TASK DESCRIPTION >> All material below is to be reproduced exactly.

TASK DATA >>
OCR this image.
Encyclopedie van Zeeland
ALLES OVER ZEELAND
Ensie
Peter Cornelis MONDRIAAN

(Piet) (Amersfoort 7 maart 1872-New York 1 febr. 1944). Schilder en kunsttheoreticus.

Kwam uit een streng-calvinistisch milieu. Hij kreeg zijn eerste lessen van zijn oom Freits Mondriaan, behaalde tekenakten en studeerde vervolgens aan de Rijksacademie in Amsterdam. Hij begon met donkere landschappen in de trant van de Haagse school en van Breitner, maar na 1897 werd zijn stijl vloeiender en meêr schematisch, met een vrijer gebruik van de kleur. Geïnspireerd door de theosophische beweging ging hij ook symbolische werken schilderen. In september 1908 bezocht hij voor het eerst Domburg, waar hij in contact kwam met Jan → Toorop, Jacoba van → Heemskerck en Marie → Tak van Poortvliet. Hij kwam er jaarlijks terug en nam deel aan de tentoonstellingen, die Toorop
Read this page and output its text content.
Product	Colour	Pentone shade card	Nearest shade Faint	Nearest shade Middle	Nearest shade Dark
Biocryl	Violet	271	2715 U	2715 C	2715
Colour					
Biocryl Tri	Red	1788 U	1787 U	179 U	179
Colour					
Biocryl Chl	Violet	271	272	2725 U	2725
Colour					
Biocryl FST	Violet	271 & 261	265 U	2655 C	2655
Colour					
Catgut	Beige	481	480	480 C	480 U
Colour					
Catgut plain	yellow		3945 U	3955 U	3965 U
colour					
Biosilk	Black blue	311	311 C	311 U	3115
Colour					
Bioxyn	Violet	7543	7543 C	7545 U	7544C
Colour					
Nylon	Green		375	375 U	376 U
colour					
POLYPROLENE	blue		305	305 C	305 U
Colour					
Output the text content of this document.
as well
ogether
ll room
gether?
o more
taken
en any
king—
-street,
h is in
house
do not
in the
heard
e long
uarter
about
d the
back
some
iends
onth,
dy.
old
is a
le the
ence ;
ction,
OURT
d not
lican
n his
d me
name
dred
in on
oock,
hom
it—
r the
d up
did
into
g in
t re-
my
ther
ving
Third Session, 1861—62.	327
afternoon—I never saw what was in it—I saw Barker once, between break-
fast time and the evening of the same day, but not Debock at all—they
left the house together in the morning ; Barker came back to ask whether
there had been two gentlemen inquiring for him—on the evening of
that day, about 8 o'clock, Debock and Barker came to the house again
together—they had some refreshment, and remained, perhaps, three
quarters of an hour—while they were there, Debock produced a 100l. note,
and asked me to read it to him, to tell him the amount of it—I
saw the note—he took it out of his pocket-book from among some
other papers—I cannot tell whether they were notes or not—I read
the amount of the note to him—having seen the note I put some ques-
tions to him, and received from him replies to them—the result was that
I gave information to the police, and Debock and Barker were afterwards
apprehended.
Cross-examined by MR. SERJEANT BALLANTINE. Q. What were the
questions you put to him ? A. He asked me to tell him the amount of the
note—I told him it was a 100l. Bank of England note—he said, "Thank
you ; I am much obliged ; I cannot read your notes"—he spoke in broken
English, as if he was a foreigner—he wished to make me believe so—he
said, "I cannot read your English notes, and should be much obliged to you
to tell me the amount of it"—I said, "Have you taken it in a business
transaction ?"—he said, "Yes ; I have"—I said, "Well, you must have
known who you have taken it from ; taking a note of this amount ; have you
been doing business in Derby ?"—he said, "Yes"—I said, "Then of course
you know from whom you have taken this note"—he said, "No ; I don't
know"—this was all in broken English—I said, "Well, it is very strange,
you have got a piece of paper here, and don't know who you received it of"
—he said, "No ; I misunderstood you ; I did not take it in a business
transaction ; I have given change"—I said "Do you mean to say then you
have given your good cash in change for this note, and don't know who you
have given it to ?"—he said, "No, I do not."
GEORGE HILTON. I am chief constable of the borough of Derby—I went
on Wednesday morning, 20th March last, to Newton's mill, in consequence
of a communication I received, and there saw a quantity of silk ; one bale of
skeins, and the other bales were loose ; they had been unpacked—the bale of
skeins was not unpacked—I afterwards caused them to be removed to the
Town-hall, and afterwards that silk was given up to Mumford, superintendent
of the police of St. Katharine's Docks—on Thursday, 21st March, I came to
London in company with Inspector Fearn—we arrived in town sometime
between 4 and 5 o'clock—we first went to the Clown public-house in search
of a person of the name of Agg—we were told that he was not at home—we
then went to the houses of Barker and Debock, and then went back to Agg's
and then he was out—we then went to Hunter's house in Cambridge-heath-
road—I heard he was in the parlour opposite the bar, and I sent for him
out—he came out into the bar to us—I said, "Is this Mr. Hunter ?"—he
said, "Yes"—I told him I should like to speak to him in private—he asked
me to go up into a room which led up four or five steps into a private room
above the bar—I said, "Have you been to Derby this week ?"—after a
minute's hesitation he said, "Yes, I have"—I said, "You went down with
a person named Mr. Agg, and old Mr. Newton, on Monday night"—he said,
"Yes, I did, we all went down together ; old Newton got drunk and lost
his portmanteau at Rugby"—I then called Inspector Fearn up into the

EXPECTED ANSWER >>
OCR this image.
Encyclopedie van Zeeland
ALLES OVER ZEELAND
Ensie
Peter Cornelis MONDRIAAN

(Piet) (Amersfoort 7 maart 1872-New York 1 febr. 1944). Schilder en kunsttheoreticus.

Kwam uit een streng-calvinistisch milieu. Hij kreeg zijn eerste lessen van zijn oom Freits Mondriaan, behaalde tekenakten en studeerde vervolgens aan de Rijksacademie in Amsterdam. Hij begon met donkere landschappen in de trant van de Haagse school en van Breitner, maar na 1897 werd zijn stijl vloeiender en meêr schematisch, met een vrijer gebruik van de kleur. Geïnspireerd door de theosophische beweging ging hij ook symbolische werken schilderen. In september 1908 bezocht hij voor het eerst Domburg, waar hij in contact kwam met Jan → Toorop, Jacoba van → Heemskerck en Marie → Tak van Poortvliet. Hij kwam er jaarlijks terug en nam deel aan de tentoonstellingen, die Toorop
Read this page and output its text content.
Product	Colour	Pentone shade card	Nearest shade Faint	Nearest shade Middle	Nearest shade Dark
Biocryl	Violet	271	2715 U	2715 C	2715
Colour					
Biocryl Tri	Red	1788 U	1787 U	179 U	179
Colour					
Biocryl Chl	Violet	271	272	2725 U	2725
Colour					
Biocryl FST	Violet	271 & 261	265 U	2655 C	2655
Colour					
Catgut	Beige	481	480	480 C	480 U
Colour					
Catgut plain	yellow		3945 U	3955 U	3965 U
colour					
Biosilk	Black blue	311	311 C	311 U	3115
Colour					
Bioxyn	Violet	7543	7543 C	7545 U	7544C
Colour					
Nylon	Green		375	375 U	376 U
colour					
POLYPROLENE	blue		305	305 C	305 U
Colour					
Output the text content of this document.
as well
ogether
ll room
gether?
o more
taken
en any
king—
-street,
h is in
house
do not
in the
heard
e long
uarter
about
d the
back
some
iends
onth,
dy.
old
is a
le the
ence ;
ction,
OURT
d not
lican
n his
d me
name
dred
in on
oock,
hom
it—
r the
d up
did
into
g in
t re-
my
ther
ving
Third Session, 1861—62.	327
afternoon—I never saw what was in it—I saw Barker once, between break-
fast time and the evening of the same day, but not Debock at all—they
left the house together in the morning ; Barker came back to ask whether
there had been two gentlemen inquiring for him—on the evening of
that day, about 8 o'clock, Debock and Barker came to the house again
together—they had some refreshment, and remained, perhaps, three
quarters of an hour—while they were there, Debock produced a 100l. note,
and asked me to read it to him, to tell him the amount of it—I
saw the note—he took it out of his pocket-book from among some
other papers—I cannot tell whether they were notes or not—I read
the amount of the note to him—having seen the note I put some ques-
tions to him, and received from him replies to them—the result was that
I gave information to the police, and Debock and Barker were afterwards
apprehended.
Cross-examined by MR. SERJEANT BALLANTINE. Q. What were the
questions you put to him ? A. He asked me to tell him the amount of the
note—I told him it was a 100l. Bank of England note—he said, "Thank
you ; I am much obliged ; I cannot read your notes"—he spoke in broken
English, as if he was a foreigner—he wished to make me believe so—he
said, "I cannot read your English notes, and should be much obliged to you
to tell me the amount of it"—I said, "Have you taken it in a business
transaction ?"—he said, "Yes ; I have"—I said, "Well, you must have
known who you have taken it from ; taking a note of this amount ; have you
been doing business in Derby ?"—he said, "Yes"—I said, "Then of course
you know from whom you have taken this note"—he said, "No ; I don't
know"—this was all in broken English—I said, "Well, it is very strange,
you have got a piece of paper here, and don't know who you received it of"
—he said, "No ; I misunderstood you ; I did not take it in a business
transaction ; I have given change"—I said "Do you mean to say then you
have given your good cash in change for this note, and don't know who you
have given it to ?"—he said, "No, I do not."
GEORGE HILTON. I am chief constable of the borough of Derby—I went
on Wednesday morning, 20th March last, to Newton's mill, in consequence
of a communication I received, and there saw a quantity of silk ; one bale of
skeins, and the other bales were loose ; they had been unpacked—the bale of
skeins was not unpacked—I afterwards caused them to be removed to the
Town-hall, and afterwards that silk was given up to Mumford, superintendent
of the police of St. Katharine's Docks—on Thursday, 21st March, I came to
London in company with Inspector Fearn—we arrived in town sometime
between 4 and 5 o'clock—we first went to the Clown public-house in search
of a person of the name of Agg—we were told that he was not at home—we
then went to the houses of Barker and Debock, and then went back to Agg's
and then he was out—we then went to Hunter's house in Cambridge-heath-
road—I heard he was in the parlour opposite the bar, and I sent for him
out—he came out into the bar to us—I said, "Is this Mr. Hunter ?"—he
said, "Yes"—I told him I should like to speak to him in private—he asked
me to go up into a room which led up four or five steps into a private room
above the bar—I said, "Have you been to Derby this week ?"—after a
minute's hesitation he said, "Yes, I have"—I said, "You went down with
a person named Mr. Agg, and old Mr. Newton, on Monday night"—he said,
"Yes, I did, we all went down together ; old Newton got drunk and lost
his portmanteau at Rugby"—I then called Inspector Fearn up into the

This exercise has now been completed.